Work to be completed: Write out every record in full, exactly as written, please.
★ ★ ★ ★ ★ ★ ★
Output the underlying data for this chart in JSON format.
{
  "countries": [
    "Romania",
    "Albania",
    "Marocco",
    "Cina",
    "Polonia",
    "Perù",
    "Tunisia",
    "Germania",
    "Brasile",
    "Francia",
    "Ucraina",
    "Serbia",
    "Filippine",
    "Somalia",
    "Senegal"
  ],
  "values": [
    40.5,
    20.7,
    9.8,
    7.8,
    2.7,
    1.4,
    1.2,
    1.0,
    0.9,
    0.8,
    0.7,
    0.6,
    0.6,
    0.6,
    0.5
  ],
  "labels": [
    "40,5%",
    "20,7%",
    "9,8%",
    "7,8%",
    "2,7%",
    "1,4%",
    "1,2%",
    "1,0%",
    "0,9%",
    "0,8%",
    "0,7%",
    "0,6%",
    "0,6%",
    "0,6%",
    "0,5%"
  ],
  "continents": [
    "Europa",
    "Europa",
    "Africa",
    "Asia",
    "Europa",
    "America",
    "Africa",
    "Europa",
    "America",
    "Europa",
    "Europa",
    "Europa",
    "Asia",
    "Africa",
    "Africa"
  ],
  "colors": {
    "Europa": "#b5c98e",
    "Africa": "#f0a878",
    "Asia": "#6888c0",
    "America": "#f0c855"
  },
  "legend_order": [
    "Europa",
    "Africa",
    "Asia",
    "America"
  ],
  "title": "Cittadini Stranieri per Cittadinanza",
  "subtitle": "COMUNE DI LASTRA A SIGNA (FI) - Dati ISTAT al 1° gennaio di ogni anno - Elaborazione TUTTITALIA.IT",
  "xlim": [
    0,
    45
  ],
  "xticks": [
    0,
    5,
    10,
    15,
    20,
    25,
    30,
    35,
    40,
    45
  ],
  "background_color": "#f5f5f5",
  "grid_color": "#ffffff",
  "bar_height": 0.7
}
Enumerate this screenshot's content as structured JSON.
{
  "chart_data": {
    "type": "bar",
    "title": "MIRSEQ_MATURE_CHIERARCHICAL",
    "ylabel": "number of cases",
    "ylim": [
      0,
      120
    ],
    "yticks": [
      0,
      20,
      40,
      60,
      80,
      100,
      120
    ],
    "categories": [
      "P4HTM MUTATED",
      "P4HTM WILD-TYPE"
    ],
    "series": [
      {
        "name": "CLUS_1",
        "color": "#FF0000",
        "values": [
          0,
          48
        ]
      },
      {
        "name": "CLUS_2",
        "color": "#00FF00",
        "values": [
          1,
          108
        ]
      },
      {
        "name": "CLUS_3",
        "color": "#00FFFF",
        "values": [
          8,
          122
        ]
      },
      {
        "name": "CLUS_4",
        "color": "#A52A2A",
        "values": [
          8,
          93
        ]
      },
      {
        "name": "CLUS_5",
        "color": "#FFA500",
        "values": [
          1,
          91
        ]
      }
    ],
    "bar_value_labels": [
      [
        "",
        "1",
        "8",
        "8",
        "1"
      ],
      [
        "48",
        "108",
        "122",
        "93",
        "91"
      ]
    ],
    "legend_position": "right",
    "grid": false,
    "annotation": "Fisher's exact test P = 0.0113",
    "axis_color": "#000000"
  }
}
★ ★ ★ ★ ★ ★ ★
Solved exercise:
Output the underlying data for this chart in JSON format.
{
  "countries": [
    "Romania",
    "Albania",
    "Marocco",
    "Cina",
    "Polonia",
    "Perù",
    "Tunisia",
    "Germania",
    "Brasile",
    "Francia",
    "Ucraina",
    "Serbia",
    "Filippine",
    "Somalia",
    "Senegal"
  ],
  "values": [
    40.5,
    20.7,
    9.8,
    7.8,
    2.7,
    1.4,
    1.2,
    1.0,
    0.9,
    0.8,
    0.7,
    0.6,
    0.6,
    0.6,
    0.5
  ],
  "labels": [
    "40,5%",
    "20,7%",
    "9,8%",
    "7,8%",
    "2,7%",
    "1,4%",
    "1,2%",
    "1,0%",
    "0,9%",
    "0,8%",
    "0,7%",
    "0,6%",
    "0,6%",
    "0,6%",
    "0,5%"
  ],
  "continents": [
    "Europa",
    "Europa",
    "Africa",
    "Asia",
    "Europa",
    "America",
    "Africa",
    "Europa",
    "America",
    "Europa",
    "Europa",
    "Europa",
    "Asia",
    "Africa",
    "Africa"
  ],
  "colors": {
    "Europa": "#b5c98e",
    "Africa": "#f0a878",
    "Asia": "#6888c0",
    "America": "#f0c855"
  },
  "legend_order": [
    "Europa",
    "Africa",
    "Asia",
    "America"
  ],
  "title": "Cittadini Stranieri per Cittadinanza",
  "subtitle": "COMUNE DI LASTRA A SIGNA (FI) - Dati ISTAT al 1° gennaio di ogni anno - Elaborazione TUTTITALIA.IT",
  "xlim": [
    0,
    45
  ],
  "xticks": [
    0,
    5,
    10,
    15,
    20,
    25,
    30,
    35,
    40,
    45
  ],
  "background_color": "#f5f5f5",
  "grid_color": "#ffffff",
  "bar_height": 0.7
}
Enumerate this screenshot's content as structured JSON.
{
  "chart_data": {
    "type": "bar",
    "title": "MIRSEQ_MATURE_CHIERARCHICAL",
    "ylabel": "number of cases",
    "ylim": [
      0,
      120
    ],
    "yticks": [
      0,
      20,
      40,
      60,
      80,
      100,
      120
    ],
    "categories": [
      "P4HTM MUTATED",
      "P4HTM WILD-TYPE"
    ],
    "series": [
      {
        "name": "CLUS_1",
        "color": "#FF0000",
        "values": [
          0,
          48
        ]
      },
      {
        "name": "CLUS_2",
        "color": "#00FF00",
        "values": [
          1,
          108
        ]
      },
      {
        "name": "CLUS_3",
        "color": "#00FFFF",
        "values": [
          8,
          122
        ]
      },
      {
        "name": "CLUS_4",
        "color": "#A52A2A",
        "values": [
          8,
          93
        ]
      },
      {
        "name": "CLUS_5",
        "color": "#FFA500",
        "values": [
          1,
          91
        ]
      }
    ],
    "bar_value_labels": [
      [
        "",
        "1",
        "8",
        "8",
        "1"
      ],
      [
        "48",
        "108",
        "122",
        "93",
        "91"
      ]
    ],
    "legend_position": "right",
    "grid": false,
    "annotation": "Fisher's exact test P = 0.0113",
    "axis_color": "#000000"
  }
}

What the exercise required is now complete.